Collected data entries
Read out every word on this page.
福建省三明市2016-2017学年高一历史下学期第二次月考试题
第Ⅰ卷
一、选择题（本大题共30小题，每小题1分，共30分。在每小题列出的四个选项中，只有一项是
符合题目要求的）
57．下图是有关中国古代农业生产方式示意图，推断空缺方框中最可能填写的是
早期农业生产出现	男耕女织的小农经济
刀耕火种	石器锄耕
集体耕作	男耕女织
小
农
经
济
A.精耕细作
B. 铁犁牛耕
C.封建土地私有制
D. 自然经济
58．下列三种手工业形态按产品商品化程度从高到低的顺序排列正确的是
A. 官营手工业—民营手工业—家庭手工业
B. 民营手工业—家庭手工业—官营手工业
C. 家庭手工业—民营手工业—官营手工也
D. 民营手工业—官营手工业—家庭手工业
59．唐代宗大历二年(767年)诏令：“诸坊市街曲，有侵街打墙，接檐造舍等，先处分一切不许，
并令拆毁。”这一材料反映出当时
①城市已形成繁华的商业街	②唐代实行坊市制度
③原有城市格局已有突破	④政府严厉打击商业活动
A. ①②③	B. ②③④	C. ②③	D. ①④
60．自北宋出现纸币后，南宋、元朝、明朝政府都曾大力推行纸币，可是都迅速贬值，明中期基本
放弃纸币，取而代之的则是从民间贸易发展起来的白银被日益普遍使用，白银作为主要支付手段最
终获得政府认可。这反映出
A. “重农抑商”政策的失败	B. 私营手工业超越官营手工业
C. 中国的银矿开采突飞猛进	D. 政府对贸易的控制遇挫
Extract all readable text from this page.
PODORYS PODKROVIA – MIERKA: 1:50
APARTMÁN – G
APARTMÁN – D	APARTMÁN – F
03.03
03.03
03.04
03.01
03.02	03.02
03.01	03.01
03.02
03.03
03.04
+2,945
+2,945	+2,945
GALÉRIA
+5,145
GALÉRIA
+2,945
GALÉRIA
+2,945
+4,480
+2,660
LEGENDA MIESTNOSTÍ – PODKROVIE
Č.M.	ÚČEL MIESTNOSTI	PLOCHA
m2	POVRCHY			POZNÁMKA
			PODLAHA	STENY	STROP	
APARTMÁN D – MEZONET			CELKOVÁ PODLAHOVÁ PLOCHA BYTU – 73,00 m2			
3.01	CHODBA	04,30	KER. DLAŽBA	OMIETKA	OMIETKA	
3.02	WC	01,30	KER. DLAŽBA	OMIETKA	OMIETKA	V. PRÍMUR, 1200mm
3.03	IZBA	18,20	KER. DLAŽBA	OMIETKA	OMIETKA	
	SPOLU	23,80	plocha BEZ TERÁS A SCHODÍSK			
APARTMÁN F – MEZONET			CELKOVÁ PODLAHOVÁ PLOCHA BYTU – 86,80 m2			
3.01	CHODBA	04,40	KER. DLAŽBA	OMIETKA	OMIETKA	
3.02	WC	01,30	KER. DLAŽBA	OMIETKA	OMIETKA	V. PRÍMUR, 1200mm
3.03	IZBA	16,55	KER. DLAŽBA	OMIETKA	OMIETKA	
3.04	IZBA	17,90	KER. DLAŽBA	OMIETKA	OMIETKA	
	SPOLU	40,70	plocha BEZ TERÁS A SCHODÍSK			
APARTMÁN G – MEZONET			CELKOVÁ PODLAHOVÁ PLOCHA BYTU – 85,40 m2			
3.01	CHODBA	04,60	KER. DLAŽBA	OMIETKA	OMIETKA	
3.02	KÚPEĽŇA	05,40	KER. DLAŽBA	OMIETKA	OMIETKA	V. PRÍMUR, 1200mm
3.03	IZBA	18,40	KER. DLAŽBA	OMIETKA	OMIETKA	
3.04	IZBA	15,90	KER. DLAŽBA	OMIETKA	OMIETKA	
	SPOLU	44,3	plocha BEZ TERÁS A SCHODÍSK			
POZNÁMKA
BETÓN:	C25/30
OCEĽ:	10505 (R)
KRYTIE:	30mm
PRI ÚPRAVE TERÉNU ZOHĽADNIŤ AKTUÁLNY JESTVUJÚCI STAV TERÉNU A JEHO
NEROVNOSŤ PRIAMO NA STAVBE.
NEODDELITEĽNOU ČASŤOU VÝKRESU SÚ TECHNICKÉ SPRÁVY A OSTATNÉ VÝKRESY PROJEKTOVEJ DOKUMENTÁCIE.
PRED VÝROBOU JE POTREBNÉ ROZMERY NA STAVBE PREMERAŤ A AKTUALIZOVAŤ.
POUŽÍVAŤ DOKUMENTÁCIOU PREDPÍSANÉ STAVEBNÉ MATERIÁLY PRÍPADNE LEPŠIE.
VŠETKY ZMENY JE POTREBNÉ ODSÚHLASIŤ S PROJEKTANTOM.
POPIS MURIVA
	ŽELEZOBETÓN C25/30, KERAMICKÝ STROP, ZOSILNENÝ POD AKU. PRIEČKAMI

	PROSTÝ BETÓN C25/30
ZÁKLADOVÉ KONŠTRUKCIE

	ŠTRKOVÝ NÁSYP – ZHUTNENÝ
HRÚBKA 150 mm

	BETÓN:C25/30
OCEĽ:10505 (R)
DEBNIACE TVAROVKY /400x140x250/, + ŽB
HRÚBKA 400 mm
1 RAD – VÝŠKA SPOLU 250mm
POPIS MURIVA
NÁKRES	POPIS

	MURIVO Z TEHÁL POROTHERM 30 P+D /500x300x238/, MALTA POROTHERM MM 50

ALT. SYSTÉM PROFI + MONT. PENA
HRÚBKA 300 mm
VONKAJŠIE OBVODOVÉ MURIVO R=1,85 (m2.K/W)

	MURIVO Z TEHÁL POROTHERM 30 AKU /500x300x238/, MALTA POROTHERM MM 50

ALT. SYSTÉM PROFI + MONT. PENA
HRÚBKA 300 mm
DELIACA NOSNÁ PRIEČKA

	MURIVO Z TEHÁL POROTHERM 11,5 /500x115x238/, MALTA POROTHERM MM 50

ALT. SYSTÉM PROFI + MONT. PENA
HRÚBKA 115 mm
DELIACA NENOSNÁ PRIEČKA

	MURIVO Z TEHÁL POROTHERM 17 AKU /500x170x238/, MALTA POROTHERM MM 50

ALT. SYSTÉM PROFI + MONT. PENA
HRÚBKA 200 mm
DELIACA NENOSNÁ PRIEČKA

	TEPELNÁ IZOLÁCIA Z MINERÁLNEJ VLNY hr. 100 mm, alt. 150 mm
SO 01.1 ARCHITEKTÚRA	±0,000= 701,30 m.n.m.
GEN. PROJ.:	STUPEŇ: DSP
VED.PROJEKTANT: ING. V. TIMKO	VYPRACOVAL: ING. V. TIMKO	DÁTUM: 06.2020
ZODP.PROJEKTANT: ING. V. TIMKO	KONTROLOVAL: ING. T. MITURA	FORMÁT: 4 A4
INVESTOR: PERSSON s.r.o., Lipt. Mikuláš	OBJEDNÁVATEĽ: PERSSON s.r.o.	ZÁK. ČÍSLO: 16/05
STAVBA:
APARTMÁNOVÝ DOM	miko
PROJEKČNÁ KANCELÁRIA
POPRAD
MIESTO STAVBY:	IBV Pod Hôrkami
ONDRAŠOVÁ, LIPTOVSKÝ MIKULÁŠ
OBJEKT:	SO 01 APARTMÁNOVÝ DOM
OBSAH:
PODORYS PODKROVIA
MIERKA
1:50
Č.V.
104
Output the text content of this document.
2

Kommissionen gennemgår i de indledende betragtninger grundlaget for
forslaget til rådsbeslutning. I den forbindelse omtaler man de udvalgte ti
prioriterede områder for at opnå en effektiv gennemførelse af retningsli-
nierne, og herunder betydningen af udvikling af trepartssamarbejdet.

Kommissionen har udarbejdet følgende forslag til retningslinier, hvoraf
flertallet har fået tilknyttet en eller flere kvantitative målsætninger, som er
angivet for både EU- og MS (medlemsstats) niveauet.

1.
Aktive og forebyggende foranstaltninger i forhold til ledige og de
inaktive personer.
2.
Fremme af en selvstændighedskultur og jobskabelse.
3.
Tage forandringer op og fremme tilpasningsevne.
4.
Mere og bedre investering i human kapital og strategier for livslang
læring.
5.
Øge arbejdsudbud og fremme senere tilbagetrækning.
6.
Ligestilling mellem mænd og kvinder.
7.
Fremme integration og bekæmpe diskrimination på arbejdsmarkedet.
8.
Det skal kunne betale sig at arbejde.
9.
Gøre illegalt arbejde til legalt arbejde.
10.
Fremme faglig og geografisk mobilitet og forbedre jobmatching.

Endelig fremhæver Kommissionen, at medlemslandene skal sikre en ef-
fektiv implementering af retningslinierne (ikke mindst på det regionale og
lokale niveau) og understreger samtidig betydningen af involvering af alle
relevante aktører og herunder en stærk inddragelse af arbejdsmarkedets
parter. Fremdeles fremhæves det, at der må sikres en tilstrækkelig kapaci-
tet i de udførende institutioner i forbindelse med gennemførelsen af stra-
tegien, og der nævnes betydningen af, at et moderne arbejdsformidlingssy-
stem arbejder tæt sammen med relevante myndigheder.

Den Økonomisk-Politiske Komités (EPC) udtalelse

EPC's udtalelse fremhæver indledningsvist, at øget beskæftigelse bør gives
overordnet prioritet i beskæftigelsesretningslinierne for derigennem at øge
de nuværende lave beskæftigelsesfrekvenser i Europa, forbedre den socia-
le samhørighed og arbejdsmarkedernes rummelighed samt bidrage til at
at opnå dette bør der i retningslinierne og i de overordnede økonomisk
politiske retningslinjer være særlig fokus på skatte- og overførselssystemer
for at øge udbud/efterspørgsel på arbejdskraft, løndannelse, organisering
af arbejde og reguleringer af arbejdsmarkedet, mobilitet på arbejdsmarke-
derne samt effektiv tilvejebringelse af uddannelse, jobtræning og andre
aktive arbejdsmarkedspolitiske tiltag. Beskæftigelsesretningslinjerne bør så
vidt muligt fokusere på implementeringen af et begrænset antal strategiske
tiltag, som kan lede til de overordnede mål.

◆ **Task to complete**
Pick out each line containing the string "overordnede" and copy it.

◆ **Result**
at opnå dette bør der i retningslinierne og i de overordnede økonomisk
tiltag, som kan lede til de overordnede mål.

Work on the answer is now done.